Check each line of the material below for "единственного", then copy the ones that contain it.

:: Excerpted data ::

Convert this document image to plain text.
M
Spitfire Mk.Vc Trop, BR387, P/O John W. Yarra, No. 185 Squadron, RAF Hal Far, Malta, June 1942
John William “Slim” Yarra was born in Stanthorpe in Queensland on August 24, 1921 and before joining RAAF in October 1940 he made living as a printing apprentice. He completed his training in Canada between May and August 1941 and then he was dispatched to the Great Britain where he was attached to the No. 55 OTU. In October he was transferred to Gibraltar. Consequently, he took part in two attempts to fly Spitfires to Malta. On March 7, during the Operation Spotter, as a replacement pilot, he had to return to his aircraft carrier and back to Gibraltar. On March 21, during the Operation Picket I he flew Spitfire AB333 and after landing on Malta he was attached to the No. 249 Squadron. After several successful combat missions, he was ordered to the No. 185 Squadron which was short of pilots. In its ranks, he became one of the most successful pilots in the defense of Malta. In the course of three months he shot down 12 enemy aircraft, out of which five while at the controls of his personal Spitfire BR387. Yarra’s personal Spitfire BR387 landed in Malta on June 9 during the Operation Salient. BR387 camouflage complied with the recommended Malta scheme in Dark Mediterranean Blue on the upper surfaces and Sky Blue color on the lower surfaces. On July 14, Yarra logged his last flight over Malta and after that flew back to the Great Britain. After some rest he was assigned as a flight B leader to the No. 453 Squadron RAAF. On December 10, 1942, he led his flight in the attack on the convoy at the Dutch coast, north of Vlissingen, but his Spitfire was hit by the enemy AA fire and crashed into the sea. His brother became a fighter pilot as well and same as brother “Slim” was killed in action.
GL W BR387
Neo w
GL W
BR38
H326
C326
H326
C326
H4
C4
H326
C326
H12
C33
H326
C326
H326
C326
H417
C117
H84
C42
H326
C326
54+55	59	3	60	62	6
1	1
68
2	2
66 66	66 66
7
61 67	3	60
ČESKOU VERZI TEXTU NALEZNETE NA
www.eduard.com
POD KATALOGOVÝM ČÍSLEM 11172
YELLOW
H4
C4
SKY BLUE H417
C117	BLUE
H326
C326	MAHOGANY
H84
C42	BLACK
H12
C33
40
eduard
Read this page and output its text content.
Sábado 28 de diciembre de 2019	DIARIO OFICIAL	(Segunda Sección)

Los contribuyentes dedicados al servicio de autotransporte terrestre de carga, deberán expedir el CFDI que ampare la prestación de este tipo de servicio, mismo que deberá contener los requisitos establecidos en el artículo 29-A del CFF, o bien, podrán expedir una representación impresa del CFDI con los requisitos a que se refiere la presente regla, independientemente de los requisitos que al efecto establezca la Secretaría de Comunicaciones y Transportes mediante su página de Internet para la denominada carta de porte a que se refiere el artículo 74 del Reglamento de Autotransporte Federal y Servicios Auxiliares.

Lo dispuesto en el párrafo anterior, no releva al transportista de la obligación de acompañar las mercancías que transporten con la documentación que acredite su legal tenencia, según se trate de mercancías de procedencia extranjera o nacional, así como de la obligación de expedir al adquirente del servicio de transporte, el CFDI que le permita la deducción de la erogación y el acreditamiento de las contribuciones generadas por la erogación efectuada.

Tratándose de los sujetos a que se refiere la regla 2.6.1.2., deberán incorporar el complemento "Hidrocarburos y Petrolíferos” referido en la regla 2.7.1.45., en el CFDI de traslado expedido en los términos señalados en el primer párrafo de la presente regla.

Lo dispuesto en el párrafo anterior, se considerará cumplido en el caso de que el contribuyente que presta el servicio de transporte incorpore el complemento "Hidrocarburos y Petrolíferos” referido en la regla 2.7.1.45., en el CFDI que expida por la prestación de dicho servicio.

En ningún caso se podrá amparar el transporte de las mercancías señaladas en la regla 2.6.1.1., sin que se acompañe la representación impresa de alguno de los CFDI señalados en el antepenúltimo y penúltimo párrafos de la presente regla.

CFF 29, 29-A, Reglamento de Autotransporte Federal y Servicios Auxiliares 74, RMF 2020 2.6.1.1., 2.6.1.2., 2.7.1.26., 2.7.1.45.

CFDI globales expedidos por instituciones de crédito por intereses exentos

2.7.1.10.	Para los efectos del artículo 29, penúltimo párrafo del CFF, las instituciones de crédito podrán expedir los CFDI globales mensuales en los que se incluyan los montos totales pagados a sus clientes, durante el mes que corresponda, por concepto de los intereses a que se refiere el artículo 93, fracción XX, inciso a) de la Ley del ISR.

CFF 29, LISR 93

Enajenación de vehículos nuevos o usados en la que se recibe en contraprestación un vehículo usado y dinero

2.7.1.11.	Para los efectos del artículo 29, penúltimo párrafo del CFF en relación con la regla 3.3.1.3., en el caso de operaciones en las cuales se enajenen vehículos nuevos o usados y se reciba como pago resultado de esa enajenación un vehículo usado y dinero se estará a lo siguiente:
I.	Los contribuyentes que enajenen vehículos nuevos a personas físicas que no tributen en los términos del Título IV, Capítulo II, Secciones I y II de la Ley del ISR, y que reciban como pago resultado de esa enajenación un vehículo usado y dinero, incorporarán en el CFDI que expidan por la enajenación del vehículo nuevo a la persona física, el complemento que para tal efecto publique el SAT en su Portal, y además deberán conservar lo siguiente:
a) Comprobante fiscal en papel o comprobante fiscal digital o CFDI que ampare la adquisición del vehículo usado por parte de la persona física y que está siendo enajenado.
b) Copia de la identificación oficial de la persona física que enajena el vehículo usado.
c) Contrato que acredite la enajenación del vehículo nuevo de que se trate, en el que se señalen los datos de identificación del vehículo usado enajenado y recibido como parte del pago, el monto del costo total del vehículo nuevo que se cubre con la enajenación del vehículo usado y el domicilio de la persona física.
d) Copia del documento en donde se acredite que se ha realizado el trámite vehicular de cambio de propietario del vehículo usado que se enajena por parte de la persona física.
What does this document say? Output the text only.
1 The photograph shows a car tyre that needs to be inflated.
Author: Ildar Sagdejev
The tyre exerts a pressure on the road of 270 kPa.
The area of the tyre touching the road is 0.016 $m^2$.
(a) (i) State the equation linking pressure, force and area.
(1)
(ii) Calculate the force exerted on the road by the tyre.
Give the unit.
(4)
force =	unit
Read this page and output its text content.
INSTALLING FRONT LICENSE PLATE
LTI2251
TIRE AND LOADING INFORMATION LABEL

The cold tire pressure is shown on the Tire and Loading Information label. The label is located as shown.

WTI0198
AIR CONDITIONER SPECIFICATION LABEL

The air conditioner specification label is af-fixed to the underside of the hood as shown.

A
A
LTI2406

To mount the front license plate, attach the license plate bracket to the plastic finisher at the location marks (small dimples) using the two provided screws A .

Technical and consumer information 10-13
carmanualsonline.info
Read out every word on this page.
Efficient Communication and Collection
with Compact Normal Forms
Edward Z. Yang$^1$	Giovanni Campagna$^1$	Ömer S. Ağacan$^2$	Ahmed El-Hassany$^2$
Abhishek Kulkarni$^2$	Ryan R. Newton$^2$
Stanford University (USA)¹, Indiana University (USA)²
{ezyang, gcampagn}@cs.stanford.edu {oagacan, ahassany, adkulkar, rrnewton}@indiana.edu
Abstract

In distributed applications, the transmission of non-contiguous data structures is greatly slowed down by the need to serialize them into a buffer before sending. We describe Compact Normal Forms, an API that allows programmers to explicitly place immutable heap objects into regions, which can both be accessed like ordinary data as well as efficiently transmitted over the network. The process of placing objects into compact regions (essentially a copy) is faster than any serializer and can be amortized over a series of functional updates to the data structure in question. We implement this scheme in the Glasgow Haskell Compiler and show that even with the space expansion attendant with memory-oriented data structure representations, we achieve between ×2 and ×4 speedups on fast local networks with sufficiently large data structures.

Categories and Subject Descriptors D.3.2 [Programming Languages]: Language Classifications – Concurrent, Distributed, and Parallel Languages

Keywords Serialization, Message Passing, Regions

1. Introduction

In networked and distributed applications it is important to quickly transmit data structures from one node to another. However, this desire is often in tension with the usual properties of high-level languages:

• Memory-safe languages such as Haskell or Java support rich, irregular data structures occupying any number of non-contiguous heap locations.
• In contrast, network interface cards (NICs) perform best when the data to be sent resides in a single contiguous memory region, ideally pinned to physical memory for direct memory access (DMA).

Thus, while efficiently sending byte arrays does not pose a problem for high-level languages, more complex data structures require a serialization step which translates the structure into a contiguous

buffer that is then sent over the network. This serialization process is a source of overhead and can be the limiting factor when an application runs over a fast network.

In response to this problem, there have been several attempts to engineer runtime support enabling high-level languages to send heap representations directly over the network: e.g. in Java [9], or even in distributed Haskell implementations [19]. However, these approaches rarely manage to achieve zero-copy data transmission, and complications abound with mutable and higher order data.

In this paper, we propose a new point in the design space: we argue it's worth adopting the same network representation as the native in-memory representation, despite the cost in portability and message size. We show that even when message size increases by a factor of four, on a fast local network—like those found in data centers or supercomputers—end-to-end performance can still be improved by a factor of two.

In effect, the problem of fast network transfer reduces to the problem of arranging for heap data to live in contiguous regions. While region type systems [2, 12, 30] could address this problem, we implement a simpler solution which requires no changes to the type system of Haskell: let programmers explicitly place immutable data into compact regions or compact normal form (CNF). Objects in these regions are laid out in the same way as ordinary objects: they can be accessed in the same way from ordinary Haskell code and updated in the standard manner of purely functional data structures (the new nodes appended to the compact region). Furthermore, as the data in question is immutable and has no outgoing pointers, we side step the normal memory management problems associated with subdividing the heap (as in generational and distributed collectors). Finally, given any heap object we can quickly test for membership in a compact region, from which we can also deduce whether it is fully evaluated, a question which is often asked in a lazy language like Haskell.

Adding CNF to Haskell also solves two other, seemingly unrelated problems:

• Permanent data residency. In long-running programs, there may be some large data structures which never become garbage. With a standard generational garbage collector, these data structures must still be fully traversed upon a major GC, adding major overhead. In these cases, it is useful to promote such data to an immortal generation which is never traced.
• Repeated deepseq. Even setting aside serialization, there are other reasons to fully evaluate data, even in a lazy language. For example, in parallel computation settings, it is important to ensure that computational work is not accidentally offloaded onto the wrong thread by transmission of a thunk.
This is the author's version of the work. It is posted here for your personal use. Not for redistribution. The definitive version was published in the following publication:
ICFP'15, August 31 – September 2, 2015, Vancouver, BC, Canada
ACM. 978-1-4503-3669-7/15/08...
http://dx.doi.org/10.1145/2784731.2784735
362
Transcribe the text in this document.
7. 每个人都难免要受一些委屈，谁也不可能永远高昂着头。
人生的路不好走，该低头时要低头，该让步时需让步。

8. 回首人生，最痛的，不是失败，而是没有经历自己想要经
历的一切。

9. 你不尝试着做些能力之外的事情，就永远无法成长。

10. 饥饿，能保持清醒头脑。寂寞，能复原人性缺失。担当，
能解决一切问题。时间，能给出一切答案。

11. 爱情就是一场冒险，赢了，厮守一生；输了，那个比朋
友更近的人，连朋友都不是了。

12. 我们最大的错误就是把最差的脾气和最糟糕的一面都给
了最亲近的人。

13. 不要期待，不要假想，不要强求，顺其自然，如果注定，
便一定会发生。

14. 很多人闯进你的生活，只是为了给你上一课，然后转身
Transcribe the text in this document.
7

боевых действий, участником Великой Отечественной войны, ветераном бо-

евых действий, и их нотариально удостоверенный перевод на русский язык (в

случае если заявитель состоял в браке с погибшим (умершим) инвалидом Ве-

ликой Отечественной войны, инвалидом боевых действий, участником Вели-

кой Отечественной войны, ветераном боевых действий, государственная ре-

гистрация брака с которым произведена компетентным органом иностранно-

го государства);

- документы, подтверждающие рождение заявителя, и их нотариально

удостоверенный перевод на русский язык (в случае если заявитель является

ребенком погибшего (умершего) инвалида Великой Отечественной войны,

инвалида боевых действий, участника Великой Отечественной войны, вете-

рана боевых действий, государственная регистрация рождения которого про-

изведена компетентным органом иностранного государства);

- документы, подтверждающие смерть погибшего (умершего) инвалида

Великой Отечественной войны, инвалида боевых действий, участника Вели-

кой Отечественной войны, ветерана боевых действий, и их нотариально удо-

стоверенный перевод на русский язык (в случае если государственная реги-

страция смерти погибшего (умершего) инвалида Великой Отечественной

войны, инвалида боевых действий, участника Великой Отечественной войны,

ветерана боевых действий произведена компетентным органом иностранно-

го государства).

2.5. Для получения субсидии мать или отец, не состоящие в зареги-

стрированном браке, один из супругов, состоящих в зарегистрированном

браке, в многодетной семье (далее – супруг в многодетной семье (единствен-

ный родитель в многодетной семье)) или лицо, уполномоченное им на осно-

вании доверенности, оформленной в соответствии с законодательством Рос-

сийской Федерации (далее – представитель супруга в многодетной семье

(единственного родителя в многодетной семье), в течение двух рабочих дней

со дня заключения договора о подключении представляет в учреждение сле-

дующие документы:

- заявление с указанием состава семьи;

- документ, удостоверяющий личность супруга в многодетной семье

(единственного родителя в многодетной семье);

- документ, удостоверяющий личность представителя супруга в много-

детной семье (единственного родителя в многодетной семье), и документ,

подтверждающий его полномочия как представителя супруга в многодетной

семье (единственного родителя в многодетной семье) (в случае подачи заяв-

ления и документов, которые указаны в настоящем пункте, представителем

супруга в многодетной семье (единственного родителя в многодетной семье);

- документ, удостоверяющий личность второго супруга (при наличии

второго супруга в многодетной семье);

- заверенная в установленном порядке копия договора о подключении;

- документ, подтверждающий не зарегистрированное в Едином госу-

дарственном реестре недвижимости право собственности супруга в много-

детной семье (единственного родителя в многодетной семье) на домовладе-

:::

§ **Finished answer**
(единственного родителя в многодетной семье), в течение двух рабочих дней
(единственного родителя в многодетной семье);
детной семье (единственного родителя в многодетной семье), и документ,
семье (единственного родителя в многодетной семье) (в случае подачи заяв-
супруга в многодетной семье (единственного родителя в многодетной семье);
детной семье (единственного родителя в многодетной семье) на домовладе-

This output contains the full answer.